### WRITTEN TASK
Check every line of the entries below for the word "driving", and copy the ones that have it.

### RECORDS SUPPLIED
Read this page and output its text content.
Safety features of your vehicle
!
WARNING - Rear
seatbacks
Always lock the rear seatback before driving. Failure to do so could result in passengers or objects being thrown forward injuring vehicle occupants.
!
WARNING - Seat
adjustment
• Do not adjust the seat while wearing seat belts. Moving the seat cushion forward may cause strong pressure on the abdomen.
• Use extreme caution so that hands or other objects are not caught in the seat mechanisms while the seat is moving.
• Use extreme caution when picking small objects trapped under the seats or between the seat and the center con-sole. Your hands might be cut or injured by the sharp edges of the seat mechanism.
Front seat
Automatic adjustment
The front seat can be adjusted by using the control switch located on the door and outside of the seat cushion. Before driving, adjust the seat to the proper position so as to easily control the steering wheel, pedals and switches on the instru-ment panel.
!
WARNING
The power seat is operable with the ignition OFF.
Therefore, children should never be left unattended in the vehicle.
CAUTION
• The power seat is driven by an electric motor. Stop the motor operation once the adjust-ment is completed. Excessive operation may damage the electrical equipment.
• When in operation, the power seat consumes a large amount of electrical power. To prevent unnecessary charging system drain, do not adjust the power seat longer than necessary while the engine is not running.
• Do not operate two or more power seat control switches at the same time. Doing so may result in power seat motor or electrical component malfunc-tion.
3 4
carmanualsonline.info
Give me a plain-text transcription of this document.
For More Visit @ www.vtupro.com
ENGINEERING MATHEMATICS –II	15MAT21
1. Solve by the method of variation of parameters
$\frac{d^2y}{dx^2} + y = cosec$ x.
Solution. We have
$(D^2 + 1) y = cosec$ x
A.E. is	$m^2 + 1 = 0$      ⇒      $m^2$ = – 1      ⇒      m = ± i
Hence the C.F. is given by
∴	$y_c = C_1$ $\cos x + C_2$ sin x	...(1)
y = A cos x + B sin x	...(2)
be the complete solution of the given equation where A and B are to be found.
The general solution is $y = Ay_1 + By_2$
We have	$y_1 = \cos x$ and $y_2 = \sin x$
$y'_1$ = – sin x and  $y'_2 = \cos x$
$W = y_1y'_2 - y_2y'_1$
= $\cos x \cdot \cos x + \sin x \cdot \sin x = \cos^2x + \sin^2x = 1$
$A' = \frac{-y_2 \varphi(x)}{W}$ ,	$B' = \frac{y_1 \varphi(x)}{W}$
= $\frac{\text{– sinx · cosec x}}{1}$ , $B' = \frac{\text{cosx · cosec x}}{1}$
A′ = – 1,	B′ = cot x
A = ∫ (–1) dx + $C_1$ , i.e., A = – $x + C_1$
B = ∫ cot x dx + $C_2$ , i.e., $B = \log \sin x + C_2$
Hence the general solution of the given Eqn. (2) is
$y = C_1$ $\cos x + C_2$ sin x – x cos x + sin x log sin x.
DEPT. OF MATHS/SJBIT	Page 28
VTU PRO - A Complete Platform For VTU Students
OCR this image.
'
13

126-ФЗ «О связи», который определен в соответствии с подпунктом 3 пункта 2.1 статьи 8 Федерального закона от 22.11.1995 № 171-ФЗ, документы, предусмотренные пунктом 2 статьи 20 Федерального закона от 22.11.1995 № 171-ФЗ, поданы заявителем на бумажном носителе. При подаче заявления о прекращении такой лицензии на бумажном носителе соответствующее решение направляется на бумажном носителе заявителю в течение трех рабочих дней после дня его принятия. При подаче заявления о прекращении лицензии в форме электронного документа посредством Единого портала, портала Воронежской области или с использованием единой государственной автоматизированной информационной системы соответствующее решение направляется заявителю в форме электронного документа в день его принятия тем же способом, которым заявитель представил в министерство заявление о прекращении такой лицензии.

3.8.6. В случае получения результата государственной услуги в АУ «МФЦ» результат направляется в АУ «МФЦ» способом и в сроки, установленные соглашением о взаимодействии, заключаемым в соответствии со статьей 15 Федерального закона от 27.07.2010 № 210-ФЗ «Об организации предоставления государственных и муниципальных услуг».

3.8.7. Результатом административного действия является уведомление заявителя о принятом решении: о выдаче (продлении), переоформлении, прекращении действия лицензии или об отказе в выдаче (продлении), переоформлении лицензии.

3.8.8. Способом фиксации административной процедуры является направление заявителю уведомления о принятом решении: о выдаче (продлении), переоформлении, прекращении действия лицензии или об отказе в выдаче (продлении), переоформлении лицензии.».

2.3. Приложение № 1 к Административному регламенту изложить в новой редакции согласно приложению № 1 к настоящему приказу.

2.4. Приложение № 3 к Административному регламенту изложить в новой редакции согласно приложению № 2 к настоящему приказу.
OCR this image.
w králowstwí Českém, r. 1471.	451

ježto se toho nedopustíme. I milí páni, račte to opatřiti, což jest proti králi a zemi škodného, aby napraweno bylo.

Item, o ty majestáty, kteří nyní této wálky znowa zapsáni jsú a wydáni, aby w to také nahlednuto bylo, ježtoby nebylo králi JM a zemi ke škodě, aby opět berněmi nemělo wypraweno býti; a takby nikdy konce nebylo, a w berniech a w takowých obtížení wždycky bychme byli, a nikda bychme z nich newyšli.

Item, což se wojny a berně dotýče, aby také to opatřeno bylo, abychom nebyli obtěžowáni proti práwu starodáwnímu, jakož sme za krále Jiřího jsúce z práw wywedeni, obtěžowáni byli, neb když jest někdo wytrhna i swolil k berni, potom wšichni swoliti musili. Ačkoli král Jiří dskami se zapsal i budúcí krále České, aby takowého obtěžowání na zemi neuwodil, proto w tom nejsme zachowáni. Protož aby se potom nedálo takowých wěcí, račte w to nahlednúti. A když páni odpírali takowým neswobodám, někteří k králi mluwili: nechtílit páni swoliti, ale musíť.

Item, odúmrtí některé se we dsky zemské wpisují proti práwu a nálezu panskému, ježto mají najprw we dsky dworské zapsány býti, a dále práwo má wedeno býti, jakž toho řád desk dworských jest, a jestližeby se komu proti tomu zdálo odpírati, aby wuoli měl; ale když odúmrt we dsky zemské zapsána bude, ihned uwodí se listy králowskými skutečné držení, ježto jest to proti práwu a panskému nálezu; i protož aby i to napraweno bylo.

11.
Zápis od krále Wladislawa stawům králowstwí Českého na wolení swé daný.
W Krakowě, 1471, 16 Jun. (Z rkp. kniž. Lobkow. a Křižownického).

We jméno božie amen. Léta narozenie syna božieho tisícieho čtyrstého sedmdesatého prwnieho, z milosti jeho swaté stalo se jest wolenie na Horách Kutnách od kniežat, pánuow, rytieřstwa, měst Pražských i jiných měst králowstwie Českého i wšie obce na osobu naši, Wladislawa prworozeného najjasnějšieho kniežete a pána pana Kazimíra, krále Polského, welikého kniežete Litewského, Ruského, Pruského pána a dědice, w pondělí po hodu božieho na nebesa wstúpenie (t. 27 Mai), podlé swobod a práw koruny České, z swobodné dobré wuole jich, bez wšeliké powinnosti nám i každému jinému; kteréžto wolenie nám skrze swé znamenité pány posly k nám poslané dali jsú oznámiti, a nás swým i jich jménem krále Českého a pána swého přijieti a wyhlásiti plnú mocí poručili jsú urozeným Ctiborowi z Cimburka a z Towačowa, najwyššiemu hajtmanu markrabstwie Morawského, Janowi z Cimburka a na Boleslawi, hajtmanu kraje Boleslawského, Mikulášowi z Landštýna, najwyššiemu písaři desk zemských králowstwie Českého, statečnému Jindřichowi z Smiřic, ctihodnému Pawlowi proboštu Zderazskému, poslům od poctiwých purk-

### TASK OUTPUT
Always lock the rear seatback before driving. Failure to do so could result in passengers or objects being thrown forward injuring vehicle occupants.
The front seat can be adjusted by using the control switch located on the door and outside of the seat cushion. Before driving, adjust the seat to the proper position so as to easily control the steering wheel, pedals and switches on the instru-ment panel.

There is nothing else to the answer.